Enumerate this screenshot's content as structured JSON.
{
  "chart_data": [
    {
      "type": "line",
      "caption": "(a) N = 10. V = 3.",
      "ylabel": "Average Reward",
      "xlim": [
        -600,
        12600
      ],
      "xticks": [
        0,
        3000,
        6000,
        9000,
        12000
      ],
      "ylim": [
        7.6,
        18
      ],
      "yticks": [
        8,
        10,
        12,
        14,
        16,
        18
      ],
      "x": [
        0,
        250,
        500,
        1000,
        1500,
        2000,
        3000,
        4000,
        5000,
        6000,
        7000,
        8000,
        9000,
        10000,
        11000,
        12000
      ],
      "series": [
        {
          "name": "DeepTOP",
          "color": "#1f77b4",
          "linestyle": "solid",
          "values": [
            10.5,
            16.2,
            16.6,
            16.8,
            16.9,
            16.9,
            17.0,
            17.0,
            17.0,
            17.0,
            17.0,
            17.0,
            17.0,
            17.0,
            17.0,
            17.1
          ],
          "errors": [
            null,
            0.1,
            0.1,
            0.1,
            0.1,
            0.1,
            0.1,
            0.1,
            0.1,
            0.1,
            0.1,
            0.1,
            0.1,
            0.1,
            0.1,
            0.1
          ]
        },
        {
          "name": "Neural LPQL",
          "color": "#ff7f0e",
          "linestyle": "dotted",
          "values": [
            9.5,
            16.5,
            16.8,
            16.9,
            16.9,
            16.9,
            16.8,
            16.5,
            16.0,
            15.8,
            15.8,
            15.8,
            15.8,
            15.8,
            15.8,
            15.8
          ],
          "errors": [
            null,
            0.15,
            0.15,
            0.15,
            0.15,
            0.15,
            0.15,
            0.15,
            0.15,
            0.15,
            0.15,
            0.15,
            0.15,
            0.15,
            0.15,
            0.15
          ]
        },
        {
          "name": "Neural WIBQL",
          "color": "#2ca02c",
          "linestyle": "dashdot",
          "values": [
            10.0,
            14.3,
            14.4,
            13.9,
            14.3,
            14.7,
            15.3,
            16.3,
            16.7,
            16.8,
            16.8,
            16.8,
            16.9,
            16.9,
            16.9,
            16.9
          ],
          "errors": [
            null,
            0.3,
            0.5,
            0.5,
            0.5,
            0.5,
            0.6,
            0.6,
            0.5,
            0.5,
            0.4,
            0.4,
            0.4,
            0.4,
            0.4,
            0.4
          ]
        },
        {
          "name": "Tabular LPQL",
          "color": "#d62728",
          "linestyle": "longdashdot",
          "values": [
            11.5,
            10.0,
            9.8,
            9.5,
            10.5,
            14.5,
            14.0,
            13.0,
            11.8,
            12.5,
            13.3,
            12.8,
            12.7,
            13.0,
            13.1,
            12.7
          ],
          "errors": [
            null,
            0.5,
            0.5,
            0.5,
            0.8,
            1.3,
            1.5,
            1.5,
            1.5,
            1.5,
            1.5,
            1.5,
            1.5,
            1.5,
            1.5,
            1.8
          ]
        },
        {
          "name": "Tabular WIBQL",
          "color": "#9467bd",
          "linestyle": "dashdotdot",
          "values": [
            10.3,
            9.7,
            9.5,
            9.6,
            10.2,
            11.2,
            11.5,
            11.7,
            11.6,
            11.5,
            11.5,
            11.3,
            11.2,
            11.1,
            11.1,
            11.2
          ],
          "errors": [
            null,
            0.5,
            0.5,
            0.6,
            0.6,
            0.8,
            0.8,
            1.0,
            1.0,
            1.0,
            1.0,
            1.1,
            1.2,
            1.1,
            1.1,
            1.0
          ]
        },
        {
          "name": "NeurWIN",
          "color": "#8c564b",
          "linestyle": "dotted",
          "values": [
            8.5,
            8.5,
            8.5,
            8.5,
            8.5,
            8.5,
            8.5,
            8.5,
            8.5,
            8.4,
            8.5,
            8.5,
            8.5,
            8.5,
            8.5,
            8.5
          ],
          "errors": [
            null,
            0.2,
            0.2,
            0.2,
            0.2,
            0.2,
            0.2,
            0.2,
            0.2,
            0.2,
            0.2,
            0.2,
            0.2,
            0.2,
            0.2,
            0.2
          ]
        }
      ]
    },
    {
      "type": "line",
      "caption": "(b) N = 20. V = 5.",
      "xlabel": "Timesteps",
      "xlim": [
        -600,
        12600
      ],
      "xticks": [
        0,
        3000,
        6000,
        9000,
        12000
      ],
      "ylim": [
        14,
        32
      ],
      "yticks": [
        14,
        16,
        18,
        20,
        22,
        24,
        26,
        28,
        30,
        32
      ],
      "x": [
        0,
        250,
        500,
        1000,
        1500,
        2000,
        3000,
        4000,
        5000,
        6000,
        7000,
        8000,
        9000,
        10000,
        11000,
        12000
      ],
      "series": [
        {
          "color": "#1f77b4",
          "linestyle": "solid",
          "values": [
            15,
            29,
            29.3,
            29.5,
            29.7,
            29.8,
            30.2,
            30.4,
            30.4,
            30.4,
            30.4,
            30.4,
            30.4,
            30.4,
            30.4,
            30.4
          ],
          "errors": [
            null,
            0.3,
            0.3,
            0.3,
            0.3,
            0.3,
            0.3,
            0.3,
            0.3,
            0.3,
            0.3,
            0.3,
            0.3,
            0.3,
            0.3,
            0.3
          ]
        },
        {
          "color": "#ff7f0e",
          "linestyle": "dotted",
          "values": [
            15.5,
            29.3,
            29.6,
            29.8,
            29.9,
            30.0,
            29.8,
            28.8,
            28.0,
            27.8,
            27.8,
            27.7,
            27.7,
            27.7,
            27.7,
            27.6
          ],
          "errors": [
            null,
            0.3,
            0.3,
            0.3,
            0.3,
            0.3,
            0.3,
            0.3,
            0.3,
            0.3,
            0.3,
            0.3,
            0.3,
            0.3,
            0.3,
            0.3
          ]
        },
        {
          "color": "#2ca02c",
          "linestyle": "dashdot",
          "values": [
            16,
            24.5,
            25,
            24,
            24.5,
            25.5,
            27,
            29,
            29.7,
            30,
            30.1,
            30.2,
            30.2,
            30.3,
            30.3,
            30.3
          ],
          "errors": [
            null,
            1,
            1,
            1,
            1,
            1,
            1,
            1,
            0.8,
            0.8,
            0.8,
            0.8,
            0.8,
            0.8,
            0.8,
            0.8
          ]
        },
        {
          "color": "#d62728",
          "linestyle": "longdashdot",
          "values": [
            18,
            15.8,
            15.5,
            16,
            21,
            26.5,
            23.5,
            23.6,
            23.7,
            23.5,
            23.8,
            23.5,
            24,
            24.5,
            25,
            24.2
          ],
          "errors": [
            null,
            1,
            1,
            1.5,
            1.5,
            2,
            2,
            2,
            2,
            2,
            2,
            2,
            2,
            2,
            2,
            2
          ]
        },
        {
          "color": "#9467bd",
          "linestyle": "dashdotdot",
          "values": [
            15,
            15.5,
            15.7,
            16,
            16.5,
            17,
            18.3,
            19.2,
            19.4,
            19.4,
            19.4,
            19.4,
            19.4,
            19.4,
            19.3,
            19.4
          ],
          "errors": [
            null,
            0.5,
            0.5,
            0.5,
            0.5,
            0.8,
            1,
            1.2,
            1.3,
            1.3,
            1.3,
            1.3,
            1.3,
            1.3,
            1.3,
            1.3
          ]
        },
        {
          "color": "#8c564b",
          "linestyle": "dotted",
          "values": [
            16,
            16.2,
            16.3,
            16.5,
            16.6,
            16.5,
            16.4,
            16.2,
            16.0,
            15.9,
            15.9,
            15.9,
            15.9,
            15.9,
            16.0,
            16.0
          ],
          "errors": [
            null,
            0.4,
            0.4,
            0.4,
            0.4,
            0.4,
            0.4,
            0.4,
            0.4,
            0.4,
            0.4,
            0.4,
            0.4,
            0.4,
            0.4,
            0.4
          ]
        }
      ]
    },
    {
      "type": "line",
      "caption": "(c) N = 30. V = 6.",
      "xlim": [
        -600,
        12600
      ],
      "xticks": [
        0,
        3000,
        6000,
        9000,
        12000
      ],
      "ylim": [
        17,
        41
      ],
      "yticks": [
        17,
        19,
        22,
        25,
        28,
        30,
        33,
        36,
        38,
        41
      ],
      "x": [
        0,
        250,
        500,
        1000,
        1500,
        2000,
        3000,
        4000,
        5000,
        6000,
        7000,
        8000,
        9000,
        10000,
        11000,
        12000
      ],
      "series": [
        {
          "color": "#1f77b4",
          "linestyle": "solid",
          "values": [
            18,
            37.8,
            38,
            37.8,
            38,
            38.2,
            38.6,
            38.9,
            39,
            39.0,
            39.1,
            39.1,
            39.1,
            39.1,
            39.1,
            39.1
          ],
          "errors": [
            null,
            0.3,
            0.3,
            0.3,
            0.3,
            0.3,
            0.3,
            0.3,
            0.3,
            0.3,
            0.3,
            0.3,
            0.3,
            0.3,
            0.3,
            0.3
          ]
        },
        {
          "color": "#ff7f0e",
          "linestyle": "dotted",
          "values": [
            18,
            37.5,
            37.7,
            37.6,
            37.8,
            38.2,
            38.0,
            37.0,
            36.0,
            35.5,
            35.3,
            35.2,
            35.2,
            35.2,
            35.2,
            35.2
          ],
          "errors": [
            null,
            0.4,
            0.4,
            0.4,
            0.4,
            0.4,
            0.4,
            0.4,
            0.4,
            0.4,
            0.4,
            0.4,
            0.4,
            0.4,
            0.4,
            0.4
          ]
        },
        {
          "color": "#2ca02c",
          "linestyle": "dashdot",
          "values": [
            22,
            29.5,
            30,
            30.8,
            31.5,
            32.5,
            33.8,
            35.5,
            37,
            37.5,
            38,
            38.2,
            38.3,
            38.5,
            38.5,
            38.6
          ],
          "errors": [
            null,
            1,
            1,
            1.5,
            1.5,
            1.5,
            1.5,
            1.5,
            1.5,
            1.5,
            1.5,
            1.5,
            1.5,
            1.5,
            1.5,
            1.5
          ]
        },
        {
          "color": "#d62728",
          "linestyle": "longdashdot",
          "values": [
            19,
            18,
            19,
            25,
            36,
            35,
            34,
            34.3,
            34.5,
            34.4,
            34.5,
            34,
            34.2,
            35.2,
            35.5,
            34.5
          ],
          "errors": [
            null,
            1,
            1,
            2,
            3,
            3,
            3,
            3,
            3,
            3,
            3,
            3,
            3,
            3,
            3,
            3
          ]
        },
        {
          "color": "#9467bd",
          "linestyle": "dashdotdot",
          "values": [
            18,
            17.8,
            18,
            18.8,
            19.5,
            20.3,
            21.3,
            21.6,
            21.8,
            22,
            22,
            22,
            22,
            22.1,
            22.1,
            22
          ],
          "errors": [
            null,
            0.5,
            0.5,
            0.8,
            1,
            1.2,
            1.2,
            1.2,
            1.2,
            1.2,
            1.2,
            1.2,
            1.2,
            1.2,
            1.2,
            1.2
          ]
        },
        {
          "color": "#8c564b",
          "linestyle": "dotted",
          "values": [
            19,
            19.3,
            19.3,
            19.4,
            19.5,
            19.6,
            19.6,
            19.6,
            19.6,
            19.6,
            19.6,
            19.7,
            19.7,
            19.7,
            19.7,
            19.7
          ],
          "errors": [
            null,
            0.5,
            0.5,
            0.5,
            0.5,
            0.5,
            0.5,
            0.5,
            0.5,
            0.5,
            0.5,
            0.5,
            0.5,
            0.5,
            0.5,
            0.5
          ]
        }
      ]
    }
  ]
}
-------------------------
[THE TASK]:
Every line of the listing that holds "Tabular" should be found and copied.

[EXERCISE RESULT]:
          "name": "Tabular LPQL",
          "name": "Tabular WIBQL",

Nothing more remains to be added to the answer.